**BRANO DA LEGGERE:**
****************************************

17. 26. La facoltà della memoria è grandiosa. Ispira quasi un senso di terrore, Dio mio, la sua infinita e profonda complessità. E ciò è lo spirito, e ciò sono io stesso. Cosa sono dunque, Dio mio? Qual è la mia natura? Una vita varia, multiforme, di un’immensità poderosa. Ecco, nei campi e negli antri, nelle caverne incalcolabili della memoria, incalcolabilmente popolate da specie incalcolabili di cose, talune presenti per immagini, come è il caso di tutti i corpi, talune proprio in sé, come è il caso delle scienze, talune attraverso indefinibili nozioni e notazioni, come è il caso dei sentimenti spirituali, che la memoria conserva anche quando lo spirito più non li prova, sebbene essere nella memoria sia essere nello spirito; per tutti questi luoghi io trascorro, ora a volo qua e là, ora penetrandovi anche quanto più posso, senza trovare limiti da nessuna parte, tanto grande è la facoltà della memoria, e tanto grande la facoltà di vivere in un uomo, che pure vive per morire. Che devo fare dunque, o tu, vera vita mia, Dio mio? Supererò anche questa mia facoltà, cui si dà il nome di memoria, la supererò, per protendermi verso di te, dolce lume 54. Che mi dici? Ecco, io, elevandomi per mezzo del mio spirito sino a te fisso sopra di me, supererò anche questa mia facoltà, cui si dà il nome di memoria, nell’anelito di coglierti da dove si può coglierti, e di aderire a te da dove si può aderire a te. Hanno infatti la memoria anche le bestie e gli uccelli, altrimenti non ritroverebbero i loro covi e i loro nidi e le molte altre cose ad essi abituali, poiché senza memoria non potrebbero neppure acquistare un’abitudine. Supererò, dunque, anche la memoria per cogliere Colui, che mi distinse dai quadrupedi e mi fece più sapiente dei volatili del cielo. Supererò anche la memoria, ma per trovarti dove, o vero bene, o sicura dolcezza, per trovarti dove? Trovarti fuori della mia memoria, significa averti scordato. Ma neppure potrei trovarti, se non avessi ricordo di te.

****************************************

**DATI FORNITI:**
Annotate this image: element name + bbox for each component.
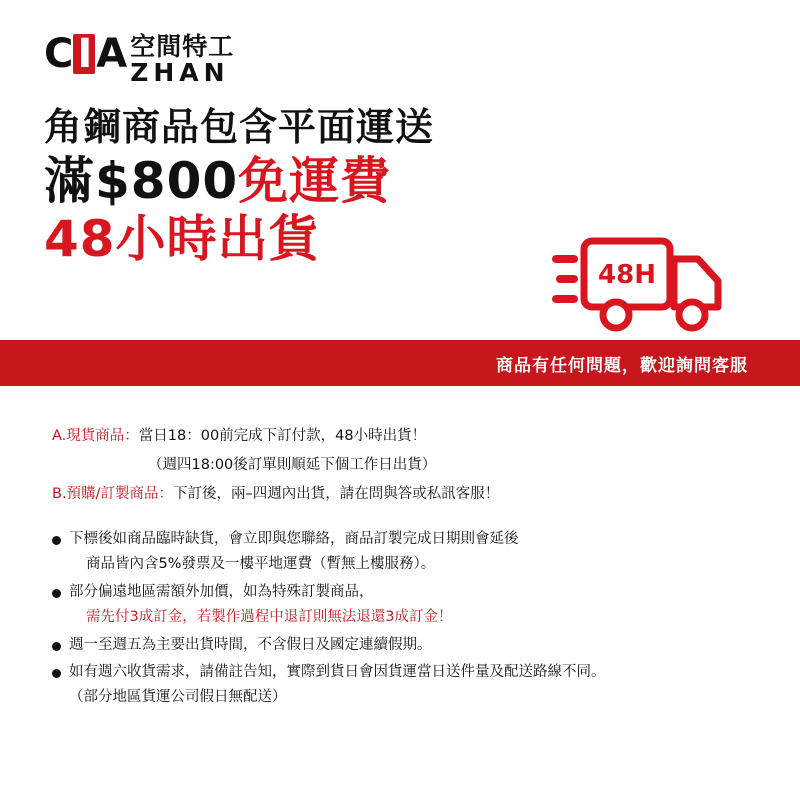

****************************************

**PROBLEMI DA RISOLVERE:**
#1 Secondo il brano sulla memoria, perché le bestie e gli uccelli devono possedere la memoria?
#2 Scrivi la parte successiva del brano sulla memoria, a partire dalla sua ultima frase.
I dati non hanno alcun legame con il brano sulla memoria.

**ELENCO RISPOSTE:**
#1 Perché senza memoria non ritroverebbero i loro covi, i loro nidi e le molte altre cose a loro abituali, e non potrebbero neppure acquistare un'abitudine.

#2
Memoria e oblio

18. 27. La donna che perse la dracma e la cercò con la lucerna, non l’avrebbe trovata, se non ne avesse avuto il ricordo. Trovandola, come avrebbe saputo che era la sua dracma, se non ne avesse avuto il ricordo? Molti oggetti ricordo di aver perso anch’io, cercato e trovato; e so pure che, mentre ne cercavo qualcuno, se mi si chiedeva: “È forse questo?”, “È forse quello?”, continuavo a rispondere di no, finché mi veniva presentato quello che cercavo. Se non avessi avuto il ricordo di quale era, quand’anche mi fosse stato presentato, non l’avrei ritrovato, poiché non l’avrei riconosciuto. Avviene sempre così, ogni volta che perdiamo e cerchiamo e troviamo qualcosa. Se mai qualcosa, ad esempio un qualsiasi oggetto visibile, scompare dai nostri occhi, ma non dalla nostra memoria, la sua immagine si conserva dentro di noi, e noi cerchiamo finché sia restituito alla nostra vista. Trovatolo, lo riconosciamo in base all’immagine interiore, né diremmo di aver trovato l’oggetto scomparso, se non lo riconoscessimo, né potremmo riconoscerlo, se non lo ricordassimo. L’oggetto era perduto, sì, per gli occhi, ma conservato dalla memoria.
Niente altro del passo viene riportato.